» Records from a dataset
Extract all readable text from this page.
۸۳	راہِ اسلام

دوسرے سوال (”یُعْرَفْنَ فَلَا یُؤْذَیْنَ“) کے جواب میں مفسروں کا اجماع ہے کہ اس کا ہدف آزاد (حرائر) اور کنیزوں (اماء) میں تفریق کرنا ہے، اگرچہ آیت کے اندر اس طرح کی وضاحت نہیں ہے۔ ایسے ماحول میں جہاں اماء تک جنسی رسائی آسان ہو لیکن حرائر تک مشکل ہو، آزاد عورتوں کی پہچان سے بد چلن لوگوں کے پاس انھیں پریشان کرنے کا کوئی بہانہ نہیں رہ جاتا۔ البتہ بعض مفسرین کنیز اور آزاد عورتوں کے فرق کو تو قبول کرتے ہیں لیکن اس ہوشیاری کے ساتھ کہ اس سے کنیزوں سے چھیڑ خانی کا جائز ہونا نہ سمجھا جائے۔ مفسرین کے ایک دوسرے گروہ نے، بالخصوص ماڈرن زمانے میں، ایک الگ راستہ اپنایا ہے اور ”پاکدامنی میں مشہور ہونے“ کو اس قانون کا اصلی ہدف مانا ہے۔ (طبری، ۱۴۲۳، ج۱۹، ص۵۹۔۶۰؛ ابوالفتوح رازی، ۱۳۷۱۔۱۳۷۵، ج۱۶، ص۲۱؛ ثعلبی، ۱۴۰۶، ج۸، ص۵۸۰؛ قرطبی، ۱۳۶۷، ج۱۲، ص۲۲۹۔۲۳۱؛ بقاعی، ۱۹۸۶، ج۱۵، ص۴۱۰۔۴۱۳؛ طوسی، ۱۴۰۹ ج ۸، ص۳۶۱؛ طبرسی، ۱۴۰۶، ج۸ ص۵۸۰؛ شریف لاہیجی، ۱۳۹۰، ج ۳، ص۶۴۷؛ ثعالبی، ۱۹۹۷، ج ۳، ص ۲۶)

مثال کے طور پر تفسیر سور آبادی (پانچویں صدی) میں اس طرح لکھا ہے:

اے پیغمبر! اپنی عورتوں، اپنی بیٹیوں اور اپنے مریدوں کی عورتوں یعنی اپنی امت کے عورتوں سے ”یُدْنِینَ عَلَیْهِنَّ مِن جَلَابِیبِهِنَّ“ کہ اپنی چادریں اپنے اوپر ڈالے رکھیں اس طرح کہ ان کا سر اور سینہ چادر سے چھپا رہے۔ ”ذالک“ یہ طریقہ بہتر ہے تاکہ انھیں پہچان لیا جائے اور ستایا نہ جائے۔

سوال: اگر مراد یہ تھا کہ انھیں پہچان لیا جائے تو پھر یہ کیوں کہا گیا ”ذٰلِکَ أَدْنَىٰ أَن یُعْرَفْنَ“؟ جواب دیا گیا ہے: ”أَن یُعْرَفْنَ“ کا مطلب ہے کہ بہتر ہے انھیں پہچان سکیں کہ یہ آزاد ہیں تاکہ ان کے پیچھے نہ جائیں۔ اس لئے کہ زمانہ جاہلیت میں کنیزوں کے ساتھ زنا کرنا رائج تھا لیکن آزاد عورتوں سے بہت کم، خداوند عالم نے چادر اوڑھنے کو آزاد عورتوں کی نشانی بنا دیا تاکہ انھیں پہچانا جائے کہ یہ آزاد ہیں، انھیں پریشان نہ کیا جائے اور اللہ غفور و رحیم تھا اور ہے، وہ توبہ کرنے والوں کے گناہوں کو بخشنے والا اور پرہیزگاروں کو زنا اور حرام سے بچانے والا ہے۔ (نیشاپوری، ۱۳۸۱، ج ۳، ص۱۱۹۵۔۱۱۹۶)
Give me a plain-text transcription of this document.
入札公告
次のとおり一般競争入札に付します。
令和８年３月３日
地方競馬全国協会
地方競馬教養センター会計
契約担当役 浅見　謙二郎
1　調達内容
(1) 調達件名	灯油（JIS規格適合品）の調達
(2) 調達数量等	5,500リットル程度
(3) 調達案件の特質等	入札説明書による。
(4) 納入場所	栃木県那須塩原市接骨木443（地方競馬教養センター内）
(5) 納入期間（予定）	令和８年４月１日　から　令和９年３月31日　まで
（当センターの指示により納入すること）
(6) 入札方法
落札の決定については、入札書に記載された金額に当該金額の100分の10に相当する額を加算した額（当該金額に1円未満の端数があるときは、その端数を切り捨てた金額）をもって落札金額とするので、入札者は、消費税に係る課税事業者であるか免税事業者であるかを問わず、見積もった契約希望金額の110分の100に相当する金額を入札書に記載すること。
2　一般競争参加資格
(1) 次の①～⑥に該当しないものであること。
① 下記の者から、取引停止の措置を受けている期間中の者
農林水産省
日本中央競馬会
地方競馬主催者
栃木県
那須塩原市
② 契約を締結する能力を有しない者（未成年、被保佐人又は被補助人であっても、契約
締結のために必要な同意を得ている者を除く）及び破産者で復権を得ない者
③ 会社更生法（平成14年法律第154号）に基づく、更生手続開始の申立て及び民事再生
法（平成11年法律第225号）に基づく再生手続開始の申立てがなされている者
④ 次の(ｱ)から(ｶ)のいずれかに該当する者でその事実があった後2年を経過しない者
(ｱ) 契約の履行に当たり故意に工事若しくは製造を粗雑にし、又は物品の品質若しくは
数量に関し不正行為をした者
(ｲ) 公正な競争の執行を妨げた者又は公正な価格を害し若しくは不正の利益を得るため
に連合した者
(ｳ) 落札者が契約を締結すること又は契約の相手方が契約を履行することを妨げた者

» What you will do
Scan the material above. Return every line containing the string "this".

» Completed task
Extract all readable text from this page.
Give me a plain-text transcription of this document.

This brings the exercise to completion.